• Records:
begin
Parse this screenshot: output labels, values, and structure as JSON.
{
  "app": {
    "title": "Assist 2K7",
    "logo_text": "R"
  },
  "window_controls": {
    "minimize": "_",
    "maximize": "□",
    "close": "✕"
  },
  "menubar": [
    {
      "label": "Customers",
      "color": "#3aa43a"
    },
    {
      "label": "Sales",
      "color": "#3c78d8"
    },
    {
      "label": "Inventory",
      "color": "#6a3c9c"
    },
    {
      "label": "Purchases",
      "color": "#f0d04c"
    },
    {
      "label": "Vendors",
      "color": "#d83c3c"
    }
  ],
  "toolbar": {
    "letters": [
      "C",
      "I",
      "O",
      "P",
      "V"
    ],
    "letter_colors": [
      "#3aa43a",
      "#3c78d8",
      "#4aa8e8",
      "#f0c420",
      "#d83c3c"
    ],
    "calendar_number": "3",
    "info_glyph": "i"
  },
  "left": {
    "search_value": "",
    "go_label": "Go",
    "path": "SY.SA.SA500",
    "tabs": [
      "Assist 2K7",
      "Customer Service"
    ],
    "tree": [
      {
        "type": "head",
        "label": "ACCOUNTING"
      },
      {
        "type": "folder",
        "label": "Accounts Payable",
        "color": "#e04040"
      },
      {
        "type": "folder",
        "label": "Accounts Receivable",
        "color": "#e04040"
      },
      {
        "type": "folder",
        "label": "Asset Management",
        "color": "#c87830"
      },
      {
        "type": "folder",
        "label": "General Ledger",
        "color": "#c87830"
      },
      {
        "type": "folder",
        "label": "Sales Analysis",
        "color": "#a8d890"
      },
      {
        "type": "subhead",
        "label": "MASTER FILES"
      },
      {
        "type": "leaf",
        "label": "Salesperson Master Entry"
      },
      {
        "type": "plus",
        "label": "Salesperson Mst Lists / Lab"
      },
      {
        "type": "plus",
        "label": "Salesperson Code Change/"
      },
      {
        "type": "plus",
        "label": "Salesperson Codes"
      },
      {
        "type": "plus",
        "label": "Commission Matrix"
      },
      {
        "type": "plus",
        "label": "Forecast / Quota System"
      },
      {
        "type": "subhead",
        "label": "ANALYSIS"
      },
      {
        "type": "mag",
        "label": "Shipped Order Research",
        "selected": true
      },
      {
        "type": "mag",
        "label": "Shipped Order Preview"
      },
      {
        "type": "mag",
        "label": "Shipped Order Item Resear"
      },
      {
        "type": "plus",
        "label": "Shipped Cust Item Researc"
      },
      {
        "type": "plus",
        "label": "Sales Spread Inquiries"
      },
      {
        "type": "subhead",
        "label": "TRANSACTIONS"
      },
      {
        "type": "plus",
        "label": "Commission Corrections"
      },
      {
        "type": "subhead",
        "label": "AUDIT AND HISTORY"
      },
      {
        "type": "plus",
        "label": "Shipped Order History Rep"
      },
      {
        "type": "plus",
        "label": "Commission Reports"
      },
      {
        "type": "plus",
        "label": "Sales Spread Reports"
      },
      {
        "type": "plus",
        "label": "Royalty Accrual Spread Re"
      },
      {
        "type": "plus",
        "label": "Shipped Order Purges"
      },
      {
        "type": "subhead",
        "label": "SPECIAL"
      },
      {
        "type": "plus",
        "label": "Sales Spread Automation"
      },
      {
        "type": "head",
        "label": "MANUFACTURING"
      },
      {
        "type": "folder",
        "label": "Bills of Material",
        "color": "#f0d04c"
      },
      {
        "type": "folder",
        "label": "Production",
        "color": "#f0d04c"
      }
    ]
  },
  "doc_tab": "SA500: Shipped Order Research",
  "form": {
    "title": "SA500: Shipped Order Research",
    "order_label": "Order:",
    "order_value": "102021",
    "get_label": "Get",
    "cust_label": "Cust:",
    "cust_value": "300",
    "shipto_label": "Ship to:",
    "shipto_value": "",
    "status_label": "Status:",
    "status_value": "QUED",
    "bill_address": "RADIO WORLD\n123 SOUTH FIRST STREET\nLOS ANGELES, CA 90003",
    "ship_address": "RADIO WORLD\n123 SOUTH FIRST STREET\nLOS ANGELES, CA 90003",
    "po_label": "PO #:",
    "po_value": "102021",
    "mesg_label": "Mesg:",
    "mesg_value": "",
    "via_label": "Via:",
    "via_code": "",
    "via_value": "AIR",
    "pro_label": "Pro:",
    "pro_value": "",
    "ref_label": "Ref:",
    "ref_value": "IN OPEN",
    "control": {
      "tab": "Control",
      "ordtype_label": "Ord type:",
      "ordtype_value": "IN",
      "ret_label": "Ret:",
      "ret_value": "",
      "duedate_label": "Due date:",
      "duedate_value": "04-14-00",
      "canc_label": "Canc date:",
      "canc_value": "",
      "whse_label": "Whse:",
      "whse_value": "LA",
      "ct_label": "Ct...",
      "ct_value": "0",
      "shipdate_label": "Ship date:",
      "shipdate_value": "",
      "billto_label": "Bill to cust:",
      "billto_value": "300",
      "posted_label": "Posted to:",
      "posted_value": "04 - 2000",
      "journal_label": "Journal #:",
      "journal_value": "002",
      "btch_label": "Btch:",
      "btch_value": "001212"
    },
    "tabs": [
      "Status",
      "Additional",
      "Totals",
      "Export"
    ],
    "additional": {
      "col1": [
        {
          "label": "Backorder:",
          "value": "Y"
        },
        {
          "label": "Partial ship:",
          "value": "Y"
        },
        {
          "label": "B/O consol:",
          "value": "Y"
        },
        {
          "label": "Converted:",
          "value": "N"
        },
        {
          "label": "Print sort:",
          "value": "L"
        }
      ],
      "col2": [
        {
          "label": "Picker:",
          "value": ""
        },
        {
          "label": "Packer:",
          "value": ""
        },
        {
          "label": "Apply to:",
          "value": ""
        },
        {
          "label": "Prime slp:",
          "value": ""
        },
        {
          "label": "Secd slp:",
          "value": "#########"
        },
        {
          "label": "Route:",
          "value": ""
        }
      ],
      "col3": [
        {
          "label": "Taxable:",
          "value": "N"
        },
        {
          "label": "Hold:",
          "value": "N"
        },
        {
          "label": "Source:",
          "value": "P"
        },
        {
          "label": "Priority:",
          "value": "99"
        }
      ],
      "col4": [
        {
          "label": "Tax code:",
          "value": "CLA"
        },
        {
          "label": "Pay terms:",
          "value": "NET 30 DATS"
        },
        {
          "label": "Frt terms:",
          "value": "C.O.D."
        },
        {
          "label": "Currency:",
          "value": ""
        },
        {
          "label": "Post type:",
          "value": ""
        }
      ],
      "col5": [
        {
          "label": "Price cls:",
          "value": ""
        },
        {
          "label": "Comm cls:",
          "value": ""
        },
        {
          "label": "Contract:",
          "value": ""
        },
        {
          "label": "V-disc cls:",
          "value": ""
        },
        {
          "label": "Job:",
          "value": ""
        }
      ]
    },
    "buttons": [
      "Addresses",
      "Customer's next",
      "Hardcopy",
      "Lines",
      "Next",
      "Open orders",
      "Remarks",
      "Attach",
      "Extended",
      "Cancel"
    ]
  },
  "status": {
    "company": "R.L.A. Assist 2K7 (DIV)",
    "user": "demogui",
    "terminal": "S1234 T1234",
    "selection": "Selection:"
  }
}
end
Transcribe each record exactly. Leave nothing out.

• Exercise solution:
Parse this screenshot: output labels, values, and structure as JSON.
{
  "app": {
    "title": "Assist 2K7",
    "logo_text": "R"
  },
  "window_controls": {
    "minimize": "_",
    "maximize": "□",
    "close": "✕"
  },
  "menubar": [
    {
      "label": "Customers",
      "color": "#3aa43a"
    },
    {
      "label": "Sales",
      "color": "#3c78d8"
    },
    {
      "label": "Inventory",
      "color": "#6a3c9c"
    },
    {
      "label": "Purchases",
      "color": "#f0d04c"
    },
    {
      "label": "Vendors",
      "color": "#d83c3c"
    }
  ],
  "toolbar": {
    "letters": [
      "C",
      "I",
      "O",
      "P",
      "V"
    ],
    "letter_colors": [
      "#3aa43a",
      "#3c78d8",
      "#4aa8e8",
      "#f0c420",
      "#d83c3c"
    ],
    "calendar_number": "3",
    "info_glyph": "i"
  },
  "left": {
    "search_value": "",
    "go_label": "Go",
    "path": "SY.SA.SA500",
    "tabs": [
      "Assist 2K7",
      "Customer Service"
    ],
    "tree": [
      {
        "type": "head",
        "label": "ACCOUNTING"
      },
      {
        "type": "folder",
        "label": "Accounts Payable",
        "color": "#e04040"
      },
      {
        "type": "folder",
        "label": "Accounts Receivable",
        "color": "#e04040"
      },
      {
        "type": "folder",
        "label": "Asset Management",
        "color": "#c87830"
      },
      {
        "type": "folder",
        "label": "General Ledger",
        "color": "#c87830"
      },
      {
        "type": "folder",
        "label": "Sales Analysis",
        "color": "#a8d890"
      },
      {
        "type": "subhead",
        "label": "MASTER FILES"
      },
      {
        "type": "leaf",
        "label": "Salesperson Master Entry"
      },
      {
        "type": "plus",
        "label": "Salesperson Mst Lists / Lab"
      },
      {
        "type": "plus",
        "label": "Salesperson Code Change/"
      },
      {
        "type": "plus",
        "label": "Salesperson Codes"
      },
      {
        "type": "plus",
        "label": "Commission Matrix"
      },
      {
        "type": "plus",
        "label": "Forecast / Quota System"
      },
      {
        "type": "subhead",
        "label": "ANALYSIS"
      },
      {
        "type": "mag",
        "label": "Shipped Order Research",
        "selected": true
      },
      {
        "type": "mag",
        "label": "Shipped Order Preview"
      },
      {
        "type": "mag",
        "label": "Shipped Order Item Resear"
      },
      {
        "type": "plus",
        "label": "Shipped Cust Item Researc"
      },
      {
        "type": "plus",
        "label": "Sales Spread Inquiries"
      },
      {
        "type": "subhead",
        "label": "TRANSACTIONS"
      },
      {
        "type": "plus",
        "label": "Commission Corrections"
      },
      {
        "type": "subhead",
        "label": "AUDIT AND HISTORY"
      },
      {
        "type": "plus",
        "label": "Shipped Order History Rep"
      },
      {
        "type": "plus",
        "label": "Commission Reports"
      },
      {
        "type": "plus",
        "label": "Sales Spread Reports"
      },
      {
        "type": "plus",
        "label": "Royalty Accrual Spread Re"
      },
      {
        "type": "plus",
        "label": "Shipped Order Purges"
      },
      {
        "type": "subhead",
        "label": "SPECIAL"
      },
      {
        "type": "plus",
        "label": "Sales Spread Automation"
      },
      {
        "type": "head",
        "label": "MANUFACTURING"
      },
      {
        "type": "folder",
        "label": "Bills of Material",
        "color": "#f0d04c"
      },
      {
        "type": "folder",
        "label": "Production",
        "color": "#f0d04c"
      }
    ]
  },
  "doc_tab": "SA500: Shipped Order Research",
  "form": {
    "title": "SA500: Shipped Order Research",
    "order_label": "Order:",
    "order_value": "102021",
    "get_label": "Get",
    "cust_label": "Cust:",
    "cust_value": "300",
    "shipto_label": "Ship to:",
    "shipto_value": "",
    "status_label": "Status:",
    "status_value": "QUED",
    "bill_address": "RADIO WORLD\n123 SOUTH FIRST STREET\nLOS ANGELES, CA 90003",
    "ship_address": "RADIO WORLD\n123 SOUTH FIRST STREET\nLOS ANGELES, CA 90003",
    "po_label": "PO #:",
    "po_value": "102021",
    "mesg_label": "Mesg:",
    "mesg_value": "",
    "via_label": "Via:",
    "via_code": "",
    "via_value": "AIR",
    "pro_label": "Pro:",
    "pro_value": "",
    "ref_label": "Ref:",
    "ref_value": "IN OPEN",
    "control": {
      "tab": "Control",
      "ordtype_label": "Ord type:",
      "ordtype_value": "IN",
      "ret_label": "Ret:",
      "ret_value": "",
      "duedate_label": "Due date:",
      "duedate_value": "04-14-00",
      "canc_label": "Canc date:",
      "canc_value": "",
      "whse_label": "Whse:",
      "whse_value": "LA",
      "ct_label": "Ct...",
      "ct_value": "0",
      "shipdate_label": "Ship date:",
      "shipdate_value": "",
      "billto_label": "Bill to cust:",
      "billto_value": "300",
      "posted_label": "Posted to:",
      "posted_value": "04 - 2000",
      "journal_label": "Journal #:",
      "journal_value": "002",
      "btch_label": "Btch:",
      "btch_value": "001212"
    },
    "tabs": [
      "Status",
      "Additional",
      "Totals",
      "Export"
    ],
    "additional": {
      "col1": [
        {
          "label": "Backorder:",
          "value": "Y"
        },
        {
          "label": "Partial ship:",
          "value": "Y"
        },
        {
          "label": "B/O consol:",
          "value": "Y"
        },
        {
          "label": "Converted:",
          "value": "N"
        },
        {
          "label": "Print sort:",
          "value": "L"
        }
      ],
      "col2": [
        {
          "label": "Picker:",
          "value": ""
        },
        {
          "label": "Packer:",
          "value": ""
        },
        {
          "label": "Apply to:",
          "value": ""
        },
        {
          "label": "Prime slp:",
          "value": ""
        },
        {
          "label": "Secd slp:",
          "value": "#########"
        },
        {
          "label": "Route:",
          "value": ""
        }
      ],
      "col3": [
        {
          "label": "Taxable:",
          "value": "N"
        },
        {
          "label": "Hold:",
          "value": "N"
        },
        {
          "label": "Source:",
          "value": "P"
        },
        {
          "label": "Priority:",
          "value": "99"
        }
      ],
      "col4": [
        {
          "label": "Tax code:",
          "value": "CLA"
        },
        {
          "label": "Pay terms:",
          "value": "NET 30 DATS"
        },
        {
          "label": "Frt terms:",
          "value": "C.O.D."
        },
        {
          "label": "Currency:",
          "value": ""
        },
        {
          "label": "Post type:",
          "value": ""
        }
      ],
      "col5": [
        {
          "label": "Price cls:",
          "value": ""
        },
        {
          "label": "Comm cls:",
          "value": ""
        },
        {
          "label": "Contract:",
          "value": ""
        },
        {
          "label": "V-disc cls:",
          "value": ""
        },
        {
          "label": "Job:",
          "value": ""
        }
      ]
    },
    "buttons": [
      "Addresses",
      "Customer's next",
      "Hardcopy",
      "Lines",
      "Next",
      "Open orders",
      "Remarks",
      "Attach",
      "Extended",
      "Cancel"
    ]
  },
  "status": {
    "company": "R.L.A. Assist 2K7 (DIV)",
    "user": "demogui",
    "terminal": "S1234 T1234",
    "selection": "Selection:"
  }
}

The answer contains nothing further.